## Begin

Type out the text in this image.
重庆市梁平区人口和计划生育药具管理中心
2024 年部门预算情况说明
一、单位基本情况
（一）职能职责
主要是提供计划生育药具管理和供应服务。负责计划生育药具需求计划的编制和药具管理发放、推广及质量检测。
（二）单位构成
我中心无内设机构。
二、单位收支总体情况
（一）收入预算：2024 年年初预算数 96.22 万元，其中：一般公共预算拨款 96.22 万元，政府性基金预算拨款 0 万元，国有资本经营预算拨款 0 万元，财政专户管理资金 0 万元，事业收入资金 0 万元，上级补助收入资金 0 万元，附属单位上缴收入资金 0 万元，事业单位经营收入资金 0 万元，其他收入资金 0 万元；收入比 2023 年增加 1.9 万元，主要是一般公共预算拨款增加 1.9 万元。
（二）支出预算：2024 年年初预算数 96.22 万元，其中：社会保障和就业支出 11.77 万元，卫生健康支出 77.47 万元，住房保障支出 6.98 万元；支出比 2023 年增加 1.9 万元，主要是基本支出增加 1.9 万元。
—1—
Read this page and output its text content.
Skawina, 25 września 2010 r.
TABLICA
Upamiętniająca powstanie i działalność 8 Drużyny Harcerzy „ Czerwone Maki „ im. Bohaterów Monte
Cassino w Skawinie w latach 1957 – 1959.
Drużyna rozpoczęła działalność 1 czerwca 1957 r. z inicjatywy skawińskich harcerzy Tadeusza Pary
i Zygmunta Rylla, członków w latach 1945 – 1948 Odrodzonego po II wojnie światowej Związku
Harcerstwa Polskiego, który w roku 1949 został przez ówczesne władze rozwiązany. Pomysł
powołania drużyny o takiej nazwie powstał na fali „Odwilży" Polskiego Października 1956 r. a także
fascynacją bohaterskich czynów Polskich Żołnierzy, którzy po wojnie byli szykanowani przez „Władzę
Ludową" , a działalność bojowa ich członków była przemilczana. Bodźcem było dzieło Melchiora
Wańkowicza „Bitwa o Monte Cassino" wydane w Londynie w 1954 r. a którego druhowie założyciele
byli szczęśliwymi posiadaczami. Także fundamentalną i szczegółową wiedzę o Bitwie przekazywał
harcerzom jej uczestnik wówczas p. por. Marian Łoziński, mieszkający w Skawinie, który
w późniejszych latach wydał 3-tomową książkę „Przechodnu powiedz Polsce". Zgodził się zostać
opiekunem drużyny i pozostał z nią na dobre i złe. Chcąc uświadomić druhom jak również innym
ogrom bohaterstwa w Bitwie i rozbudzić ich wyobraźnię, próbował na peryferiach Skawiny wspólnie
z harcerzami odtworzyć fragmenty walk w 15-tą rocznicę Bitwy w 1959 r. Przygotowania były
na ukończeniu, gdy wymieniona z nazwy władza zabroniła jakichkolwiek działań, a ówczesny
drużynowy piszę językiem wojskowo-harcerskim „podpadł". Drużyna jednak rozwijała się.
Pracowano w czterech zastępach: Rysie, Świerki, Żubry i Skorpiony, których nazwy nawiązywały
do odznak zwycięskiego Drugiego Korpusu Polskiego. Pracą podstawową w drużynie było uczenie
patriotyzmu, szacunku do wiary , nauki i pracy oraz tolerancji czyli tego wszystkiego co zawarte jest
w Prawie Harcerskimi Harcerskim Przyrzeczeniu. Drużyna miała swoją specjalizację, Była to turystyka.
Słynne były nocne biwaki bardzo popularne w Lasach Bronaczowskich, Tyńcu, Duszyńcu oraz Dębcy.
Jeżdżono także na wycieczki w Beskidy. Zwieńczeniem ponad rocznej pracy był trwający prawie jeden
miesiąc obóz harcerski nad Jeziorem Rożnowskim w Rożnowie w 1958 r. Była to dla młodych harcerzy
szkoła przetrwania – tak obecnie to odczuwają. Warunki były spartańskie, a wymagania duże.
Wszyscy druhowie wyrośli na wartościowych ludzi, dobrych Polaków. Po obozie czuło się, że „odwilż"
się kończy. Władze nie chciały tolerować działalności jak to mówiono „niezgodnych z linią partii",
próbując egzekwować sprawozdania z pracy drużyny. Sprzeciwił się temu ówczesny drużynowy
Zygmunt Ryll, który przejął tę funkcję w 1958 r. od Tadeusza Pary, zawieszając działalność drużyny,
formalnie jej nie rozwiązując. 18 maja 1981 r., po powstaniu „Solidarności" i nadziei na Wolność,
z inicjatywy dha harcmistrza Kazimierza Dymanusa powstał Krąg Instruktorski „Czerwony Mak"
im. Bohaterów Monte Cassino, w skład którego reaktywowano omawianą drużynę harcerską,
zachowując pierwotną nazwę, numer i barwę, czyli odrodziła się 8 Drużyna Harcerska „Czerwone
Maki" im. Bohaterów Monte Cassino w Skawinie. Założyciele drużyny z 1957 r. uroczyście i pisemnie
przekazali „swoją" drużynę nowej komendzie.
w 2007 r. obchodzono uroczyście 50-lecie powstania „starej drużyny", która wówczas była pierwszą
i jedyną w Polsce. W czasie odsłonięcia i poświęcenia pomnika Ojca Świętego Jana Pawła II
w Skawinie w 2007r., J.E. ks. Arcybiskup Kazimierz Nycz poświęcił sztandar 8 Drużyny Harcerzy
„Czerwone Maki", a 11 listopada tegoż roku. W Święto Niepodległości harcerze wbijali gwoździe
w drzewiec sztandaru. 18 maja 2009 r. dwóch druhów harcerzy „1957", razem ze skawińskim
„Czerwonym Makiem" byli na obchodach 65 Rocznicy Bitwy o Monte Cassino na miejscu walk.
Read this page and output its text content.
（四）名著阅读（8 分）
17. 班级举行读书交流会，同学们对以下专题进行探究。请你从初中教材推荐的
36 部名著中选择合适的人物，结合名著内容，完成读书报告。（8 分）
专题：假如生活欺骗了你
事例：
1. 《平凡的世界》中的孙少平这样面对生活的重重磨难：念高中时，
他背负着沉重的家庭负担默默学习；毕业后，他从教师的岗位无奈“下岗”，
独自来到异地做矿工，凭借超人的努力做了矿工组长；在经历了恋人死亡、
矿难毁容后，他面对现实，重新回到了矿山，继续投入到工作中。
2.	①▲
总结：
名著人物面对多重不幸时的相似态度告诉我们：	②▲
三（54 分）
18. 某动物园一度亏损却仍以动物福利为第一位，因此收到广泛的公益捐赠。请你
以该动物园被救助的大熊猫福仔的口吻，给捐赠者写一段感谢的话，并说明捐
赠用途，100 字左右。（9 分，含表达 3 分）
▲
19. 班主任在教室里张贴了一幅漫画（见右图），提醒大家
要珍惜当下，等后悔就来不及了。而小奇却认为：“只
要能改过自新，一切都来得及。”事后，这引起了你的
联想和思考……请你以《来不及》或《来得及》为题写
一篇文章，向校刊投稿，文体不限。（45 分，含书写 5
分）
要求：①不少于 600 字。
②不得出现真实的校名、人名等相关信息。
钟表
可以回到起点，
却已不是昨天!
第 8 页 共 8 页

## End

**EXERCISE DESCRIPTION:**
State how many lines include the string "latach". Give no other information.

**REPLY TO THE EXERCISE:**
3